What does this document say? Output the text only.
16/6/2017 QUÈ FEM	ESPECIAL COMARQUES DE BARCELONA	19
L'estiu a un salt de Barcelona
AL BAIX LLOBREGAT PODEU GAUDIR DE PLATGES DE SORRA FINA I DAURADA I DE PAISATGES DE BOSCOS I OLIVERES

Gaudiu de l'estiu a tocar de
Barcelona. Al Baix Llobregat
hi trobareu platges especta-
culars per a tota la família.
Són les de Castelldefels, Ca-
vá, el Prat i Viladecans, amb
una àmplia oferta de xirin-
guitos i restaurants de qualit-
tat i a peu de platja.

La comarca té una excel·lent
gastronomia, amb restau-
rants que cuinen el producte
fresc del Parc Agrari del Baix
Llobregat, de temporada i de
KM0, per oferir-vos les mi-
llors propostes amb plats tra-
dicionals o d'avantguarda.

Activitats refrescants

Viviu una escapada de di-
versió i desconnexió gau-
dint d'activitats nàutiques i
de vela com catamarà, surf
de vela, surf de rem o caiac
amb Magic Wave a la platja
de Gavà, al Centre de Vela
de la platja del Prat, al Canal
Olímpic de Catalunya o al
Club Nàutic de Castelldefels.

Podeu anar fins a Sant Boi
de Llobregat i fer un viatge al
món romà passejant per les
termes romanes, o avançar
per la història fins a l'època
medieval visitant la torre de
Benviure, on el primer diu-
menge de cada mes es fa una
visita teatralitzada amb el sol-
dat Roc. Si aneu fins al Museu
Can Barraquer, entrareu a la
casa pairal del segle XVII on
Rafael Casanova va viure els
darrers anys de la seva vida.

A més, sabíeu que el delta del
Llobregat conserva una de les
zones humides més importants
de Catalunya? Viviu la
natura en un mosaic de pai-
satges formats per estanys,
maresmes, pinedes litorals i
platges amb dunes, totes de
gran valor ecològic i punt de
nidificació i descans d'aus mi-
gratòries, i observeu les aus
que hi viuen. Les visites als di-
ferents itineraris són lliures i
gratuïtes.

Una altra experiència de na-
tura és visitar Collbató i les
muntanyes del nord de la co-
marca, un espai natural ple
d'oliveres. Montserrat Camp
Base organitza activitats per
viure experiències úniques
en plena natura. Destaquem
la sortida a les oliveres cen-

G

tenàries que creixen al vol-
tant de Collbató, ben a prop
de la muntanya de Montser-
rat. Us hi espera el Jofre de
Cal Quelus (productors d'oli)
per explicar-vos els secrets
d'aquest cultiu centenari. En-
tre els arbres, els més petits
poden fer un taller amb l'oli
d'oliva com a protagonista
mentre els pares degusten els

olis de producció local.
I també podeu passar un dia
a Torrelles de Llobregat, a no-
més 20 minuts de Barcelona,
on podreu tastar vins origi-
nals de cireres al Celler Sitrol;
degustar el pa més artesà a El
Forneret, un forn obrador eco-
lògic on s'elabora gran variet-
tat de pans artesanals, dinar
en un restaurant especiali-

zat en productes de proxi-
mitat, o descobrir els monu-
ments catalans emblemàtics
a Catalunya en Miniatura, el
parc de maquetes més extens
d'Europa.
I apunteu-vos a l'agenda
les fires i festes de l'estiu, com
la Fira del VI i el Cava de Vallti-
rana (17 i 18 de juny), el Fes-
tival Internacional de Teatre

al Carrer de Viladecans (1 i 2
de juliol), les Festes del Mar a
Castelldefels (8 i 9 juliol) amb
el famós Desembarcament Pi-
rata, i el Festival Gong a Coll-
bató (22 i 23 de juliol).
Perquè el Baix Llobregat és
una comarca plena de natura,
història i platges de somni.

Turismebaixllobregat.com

════════

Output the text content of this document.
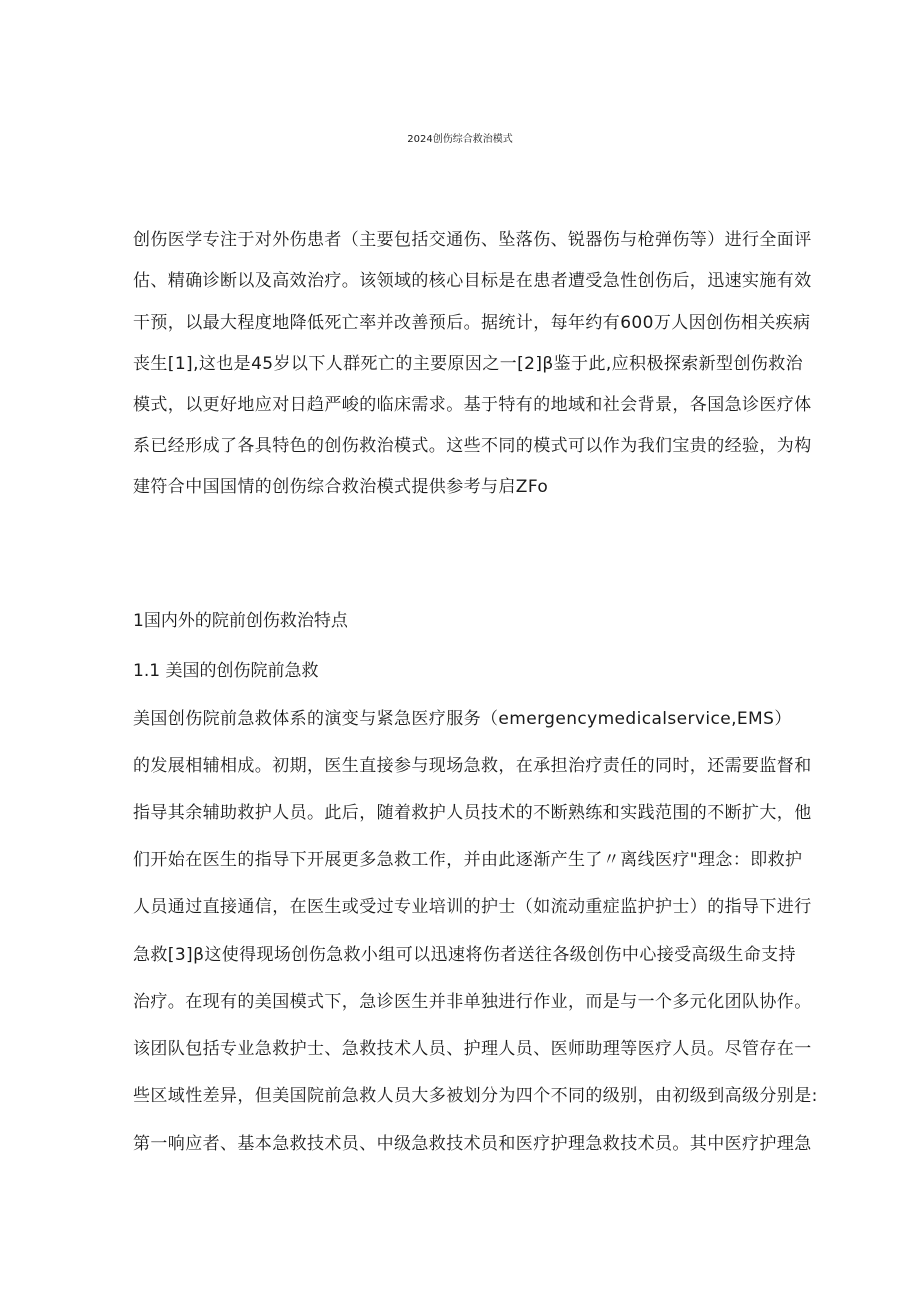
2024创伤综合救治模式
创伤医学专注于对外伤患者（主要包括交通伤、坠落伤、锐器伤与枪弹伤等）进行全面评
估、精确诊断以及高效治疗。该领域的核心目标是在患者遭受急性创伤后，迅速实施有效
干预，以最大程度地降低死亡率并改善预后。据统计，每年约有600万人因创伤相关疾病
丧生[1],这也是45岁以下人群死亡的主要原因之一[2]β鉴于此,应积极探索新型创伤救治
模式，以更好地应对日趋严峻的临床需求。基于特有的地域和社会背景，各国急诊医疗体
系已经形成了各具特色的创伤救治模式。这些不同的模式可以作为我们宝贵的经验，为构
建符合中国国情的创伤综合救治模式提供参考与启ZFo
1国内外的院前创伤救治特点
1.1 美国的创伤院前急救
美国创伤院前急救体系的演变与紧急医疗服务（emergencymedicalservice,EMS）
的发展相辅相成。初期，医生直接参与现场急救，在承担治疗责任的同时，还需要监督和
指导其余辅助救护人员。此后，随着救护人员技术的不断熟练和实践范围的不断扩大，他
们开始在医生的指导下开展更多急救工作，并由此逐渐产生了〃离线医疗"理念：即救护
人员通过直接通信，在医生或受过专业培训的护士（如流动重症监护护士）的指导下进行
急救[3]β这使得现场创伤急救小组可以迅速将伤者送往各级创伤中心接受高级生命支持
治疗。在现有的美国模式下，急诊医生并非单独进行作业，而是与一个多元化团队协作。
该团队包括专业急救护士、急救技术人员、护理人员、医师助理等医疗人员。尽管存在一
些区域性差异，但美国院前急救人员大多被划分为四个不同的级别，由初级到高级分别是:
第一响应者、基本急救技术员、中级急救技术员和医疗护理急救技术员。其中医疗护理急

════════

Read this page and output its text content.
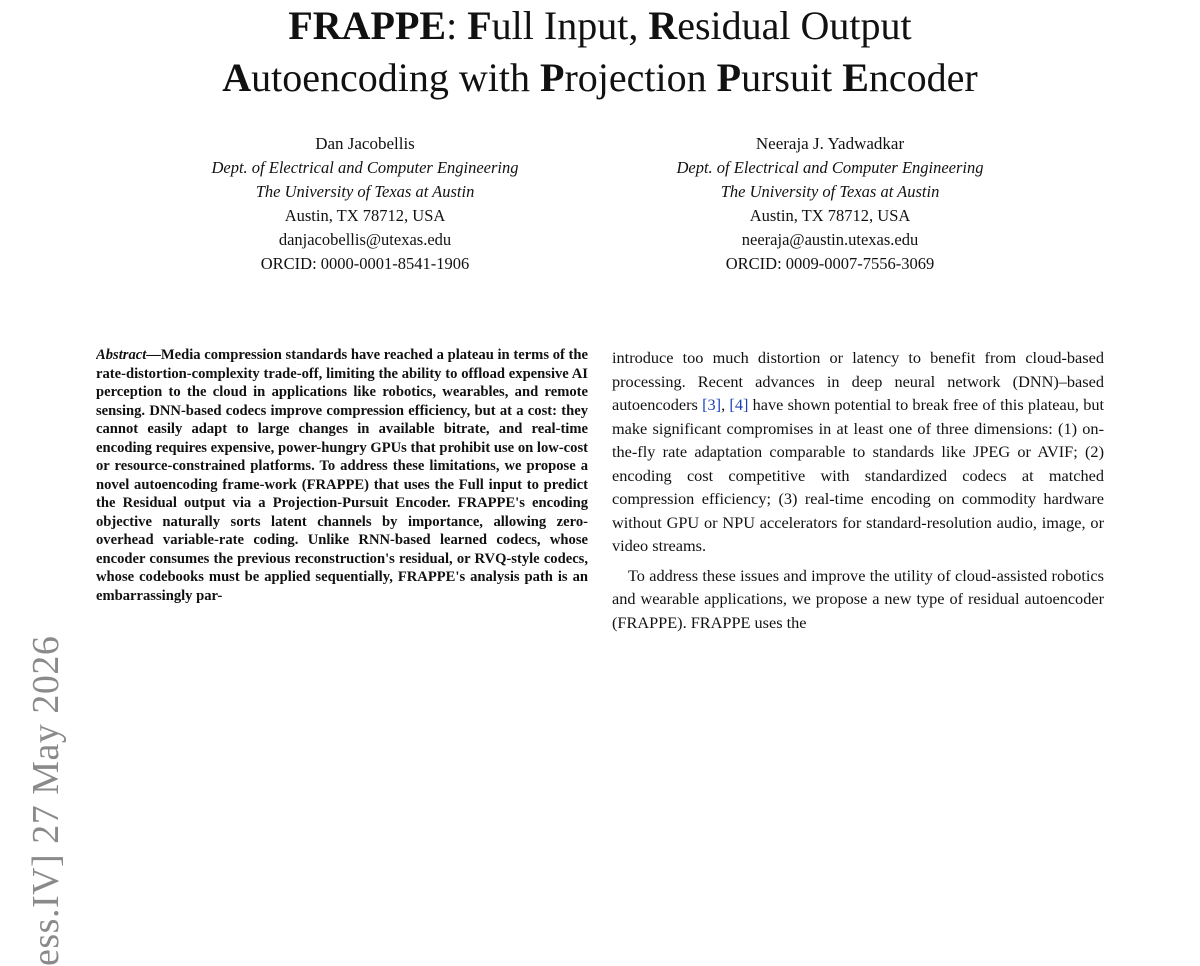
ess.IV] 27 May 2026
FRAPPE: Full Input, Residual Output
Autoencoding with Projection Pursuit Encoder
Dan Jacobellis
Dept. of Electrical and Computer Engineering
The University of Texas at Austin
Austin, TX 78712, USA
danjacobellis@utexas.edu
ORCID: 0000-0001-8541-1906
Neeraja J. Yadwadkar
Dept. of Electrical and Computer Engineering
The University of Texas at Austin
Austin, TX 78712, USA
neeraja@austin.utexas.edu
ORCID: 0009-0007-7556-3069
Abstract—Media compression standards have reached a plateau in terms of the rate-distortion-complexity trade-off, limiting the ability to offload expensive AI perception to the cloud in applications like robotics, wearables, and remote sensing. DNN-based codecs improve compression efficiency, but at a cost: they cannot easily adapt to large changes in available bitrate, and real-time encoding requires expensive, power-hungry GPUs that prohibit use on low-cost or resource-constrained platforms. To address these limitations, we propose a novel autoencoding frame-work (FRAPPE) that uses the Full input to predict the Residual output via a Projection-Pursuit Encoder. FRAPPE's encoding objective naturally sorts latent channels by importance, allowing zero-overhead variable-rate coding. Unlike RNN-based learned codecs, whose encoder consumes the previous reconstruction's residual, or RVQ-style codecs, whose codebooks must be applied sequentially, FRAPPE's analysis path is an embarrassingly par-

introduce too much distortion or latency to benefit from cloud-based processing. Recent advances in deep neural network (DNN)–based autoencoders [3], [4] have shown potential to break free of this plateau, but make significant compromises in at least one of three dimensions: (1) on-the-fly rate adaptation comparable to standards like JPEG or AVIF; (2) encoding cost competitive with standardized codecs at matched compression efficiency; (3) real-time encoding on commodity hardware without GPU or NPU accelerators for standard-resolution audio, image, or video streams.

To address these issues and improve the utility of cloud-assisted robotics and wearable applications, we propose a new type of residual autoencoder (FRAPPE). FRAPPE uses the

════════

From the entries above, extract each line containing "comarca".

■ Reply
La comarca té una excel·lent
una comarca plena de natura,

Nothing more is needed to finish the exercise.